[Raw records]

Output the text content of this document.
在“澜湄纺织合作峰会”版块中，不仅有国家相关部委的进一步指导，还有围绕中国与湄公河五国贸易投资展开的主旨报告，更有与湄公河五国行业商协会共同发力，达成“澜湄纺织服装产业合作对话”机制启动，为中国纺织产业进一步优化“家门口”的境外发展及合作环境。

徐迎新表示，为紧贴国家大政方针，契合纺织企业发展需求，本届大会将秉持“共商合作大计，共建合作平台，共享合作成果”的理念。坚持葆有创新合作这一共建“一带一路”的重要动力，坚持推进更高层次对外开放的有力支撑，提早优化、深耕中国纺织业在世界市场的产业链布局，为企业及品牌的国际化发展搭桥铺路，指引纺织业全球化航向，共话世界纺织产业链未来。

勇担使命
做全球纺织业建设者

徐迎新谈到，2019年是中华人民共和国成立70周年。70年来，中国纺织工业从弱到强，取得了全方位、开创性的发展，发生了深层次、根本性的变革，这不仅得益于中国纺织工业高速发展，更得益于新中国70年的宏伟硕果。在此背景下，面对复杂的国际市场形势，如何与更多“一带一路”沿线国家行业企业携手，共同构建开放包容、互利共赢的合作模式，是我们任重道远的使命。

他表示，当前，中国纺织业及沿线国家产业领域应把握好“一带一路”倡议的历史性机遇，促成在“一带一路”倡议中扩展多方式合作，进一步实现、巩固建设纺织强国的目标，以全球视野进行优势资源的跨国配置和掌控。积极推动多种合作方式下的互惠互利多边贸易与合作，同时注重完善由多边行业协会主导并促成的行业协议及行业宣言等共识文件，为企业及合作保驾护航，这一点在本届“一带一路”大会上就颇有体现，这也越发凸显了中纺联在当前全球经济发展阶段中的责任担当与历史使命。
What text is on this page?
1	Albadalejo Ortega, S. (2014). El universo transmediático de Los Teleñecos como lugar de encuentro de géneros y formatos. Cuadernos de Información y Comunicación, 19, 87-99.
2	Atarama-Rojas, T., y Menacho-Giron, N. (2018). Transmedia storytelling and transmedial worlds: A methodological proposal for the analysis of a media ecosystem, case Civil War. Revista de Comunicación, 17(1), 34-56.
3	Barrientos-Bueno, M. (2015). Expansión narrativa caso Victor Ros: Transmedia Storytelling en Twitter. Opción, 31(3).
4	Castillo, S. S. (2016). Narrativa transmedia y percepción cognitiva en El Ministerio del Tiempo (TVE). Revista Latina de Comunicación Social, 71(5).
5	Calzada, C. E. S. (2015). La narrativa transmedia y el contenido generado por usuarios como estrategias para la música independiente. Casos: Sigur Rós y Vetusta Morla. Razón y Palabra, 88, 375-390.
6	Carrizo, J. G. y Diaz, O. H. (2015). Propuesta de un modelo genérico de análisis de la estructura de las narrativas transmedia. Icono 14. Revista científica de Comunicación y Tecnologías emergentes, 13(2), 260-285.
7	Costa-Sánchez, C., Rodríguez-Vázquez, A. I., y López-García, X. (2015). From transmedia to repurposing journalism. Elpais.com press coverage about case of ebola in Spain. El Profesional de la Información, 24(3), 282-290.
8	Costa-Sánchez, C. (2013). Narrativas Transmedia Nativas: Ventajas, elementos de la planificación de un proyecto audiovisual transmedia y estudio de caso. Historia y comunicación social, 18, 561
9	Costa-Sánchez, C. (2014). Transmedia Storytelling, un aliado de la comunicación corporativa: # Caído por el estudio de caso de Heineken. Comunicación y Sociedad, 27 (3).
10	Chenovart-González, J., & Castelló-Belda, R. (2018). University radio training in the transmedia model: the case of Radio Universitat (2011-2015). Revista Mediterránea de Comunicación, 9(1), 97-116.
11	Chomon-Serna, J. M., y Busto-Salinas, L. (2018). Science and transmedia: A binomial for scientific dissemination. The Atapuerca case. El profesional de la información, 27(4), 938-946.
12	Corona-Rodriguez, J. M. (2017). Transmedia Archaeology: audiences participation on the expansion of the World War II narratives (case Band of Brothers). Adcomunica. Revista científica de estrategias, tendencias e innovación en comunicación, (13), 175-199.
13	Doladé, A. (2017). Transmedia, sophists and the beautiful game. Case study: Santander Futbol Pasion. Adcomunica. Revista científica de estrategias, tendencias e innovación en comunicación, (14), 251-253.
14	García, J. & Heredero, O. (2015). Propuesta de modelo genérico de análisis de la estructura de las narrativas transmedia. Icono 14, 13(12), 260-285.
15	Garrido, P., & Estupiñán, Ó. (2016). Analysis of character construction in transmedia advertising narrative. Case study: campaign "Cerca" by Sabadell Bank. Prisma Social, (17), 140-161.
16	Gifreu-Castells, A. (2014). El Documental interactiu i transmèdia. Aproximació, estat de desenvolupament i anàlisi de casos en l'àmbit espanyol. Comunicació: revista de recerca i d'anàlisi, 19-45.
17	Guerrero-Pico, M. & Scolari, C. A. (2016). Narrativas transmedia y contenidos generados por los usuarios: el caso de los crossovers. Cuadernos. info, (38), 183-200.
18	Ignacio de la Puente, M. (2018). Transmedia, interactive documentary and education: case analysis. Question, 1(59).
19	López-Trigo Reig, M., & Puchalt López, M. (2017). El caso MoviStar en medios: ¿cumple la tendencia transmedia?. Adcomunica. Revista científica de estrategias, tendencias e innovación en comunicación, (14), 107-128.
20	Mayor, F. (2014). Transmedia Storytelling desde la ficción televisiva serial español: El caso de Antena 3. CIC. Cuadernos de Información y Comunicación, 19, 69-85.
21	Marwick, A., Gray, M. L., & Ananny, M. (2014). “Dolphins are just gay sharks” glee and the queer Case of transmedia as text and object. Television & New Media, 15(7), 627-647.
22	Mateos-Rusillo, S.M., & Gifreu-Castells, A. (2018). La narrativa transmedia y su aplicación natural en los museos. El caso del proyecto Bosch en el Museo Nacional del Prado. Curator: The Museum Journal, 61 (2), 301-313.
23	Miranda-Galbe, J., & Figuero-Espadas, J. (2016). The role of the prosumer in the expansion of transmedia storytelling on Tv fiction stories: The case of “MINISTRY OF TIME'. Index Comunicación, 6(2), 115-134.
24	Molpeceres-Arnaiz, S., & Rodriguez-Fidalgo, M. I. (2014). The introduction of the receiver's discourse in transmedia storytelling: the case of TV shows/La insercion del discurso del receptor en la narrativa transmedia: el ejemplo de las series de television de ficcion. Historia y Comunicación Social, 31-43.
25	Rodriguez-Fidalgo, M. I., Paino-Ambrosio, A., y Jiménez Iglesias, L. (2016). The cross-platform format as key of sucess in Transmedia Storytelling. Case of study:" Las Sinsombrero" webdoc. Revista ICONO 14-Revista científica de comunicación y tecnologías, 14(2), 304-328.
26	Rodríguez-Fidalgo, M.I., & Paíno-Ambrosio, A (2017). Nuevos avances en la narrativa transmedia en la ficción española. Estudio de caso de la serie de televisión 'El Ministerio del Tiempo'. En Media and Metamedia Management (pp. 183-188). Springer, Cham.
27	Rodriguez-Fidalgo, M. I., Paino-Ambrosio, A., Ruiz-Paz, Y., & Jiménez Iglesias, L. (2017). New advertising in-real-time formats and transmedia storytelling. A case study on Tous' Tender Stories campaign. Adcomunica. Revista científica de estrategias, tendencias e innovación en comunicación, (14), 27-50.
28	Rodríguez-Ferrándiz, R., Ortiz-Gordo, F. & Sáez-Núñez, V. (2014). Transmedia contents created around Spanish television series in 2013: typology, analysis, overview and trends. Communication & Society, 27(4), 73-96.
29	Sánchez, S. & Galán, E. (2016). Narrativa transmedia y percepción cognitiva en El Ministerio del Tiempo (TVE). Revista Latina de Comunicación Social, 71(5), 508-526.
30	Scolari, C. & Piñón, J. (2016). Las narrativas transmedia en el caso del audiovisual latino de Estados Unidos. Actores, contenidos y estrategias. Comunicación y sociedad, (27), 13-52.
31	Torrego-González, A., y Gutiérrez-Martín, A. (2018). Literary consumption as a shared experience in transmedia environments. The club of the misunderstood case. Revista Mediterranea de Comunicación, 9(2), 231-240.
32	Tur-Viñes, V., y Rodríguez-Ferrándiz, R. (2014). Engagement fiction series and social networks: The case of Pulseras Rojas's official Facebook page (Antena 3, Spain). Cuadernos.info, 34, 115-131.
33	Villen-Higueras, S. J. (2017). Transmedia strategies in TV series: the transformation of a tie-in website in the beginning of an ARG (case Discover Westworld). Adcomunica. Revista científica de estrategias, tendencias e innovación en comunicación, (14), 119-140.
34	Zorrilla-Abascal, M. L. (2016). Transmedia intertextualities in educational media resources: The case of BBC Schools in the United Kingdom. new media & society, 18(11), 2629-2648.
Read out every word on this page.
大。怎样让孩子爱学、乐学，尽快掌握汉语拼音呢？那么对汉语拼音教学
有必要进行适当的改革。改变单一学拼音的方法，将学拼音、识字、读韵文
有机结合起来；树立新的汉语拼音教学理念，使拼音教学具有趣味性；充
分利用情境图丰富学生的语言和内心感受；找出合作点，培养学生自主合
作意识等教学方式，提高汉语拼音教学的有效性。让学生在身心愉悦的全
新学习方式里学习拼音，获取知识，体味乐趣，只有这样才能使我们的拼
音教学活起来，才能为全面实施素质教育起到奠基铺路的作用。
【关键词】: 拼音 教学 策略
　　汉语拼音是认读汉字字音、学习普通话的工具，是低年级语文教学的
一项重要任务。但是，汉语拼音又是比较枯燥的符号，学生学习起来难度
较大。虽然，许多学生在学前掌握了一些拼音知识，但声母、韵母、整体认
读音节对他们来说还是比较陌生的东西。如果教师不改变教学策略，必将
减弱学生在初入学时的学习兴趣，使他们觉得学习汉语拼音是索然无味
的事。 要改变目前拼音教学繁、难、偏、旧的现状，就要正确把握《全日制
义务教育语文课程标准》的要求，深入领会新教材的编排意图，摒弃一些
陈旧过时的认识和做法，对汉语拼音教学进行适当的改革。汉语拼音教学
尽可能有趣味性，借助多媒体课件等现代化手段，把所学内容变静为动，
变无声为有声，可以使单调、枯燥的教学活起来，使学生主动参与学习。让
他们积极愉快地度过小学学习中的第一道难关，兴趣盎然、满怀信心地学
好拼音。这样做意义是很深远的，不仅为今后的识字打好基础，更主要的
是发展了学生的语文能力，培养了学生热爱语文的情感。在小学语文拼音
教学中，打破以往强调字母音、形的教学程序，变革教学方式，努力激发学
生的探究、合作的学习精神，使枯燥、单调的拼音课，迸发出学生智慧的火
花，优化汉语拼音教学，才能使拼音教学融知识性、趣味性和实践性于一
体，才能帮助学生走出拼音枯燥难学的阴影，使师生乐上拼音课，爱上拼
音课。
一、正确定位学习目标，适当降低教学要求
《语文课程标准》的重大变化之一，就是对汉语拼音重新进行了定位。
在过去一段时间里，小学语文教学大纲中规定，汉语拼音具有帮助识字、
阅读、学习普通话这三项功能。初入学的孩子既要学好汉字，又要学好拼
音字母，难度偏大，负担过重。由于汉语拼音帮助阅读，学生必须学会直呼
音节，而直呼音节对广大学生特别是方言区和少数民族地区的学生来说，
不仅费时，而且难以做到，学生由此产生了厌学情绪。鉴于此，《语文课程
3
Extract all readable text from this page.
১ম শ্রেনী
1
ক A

- _WHAT THE TASK ASKS_
Your task is to reproduce, exactly and exclusively, the lines from the one holding "Extract all readable text from this page." through the final line of the listing.

- _RESULT FOR THIS TASK_
Extract all readable text from this page.
১ম শ্রেনী
1
ক A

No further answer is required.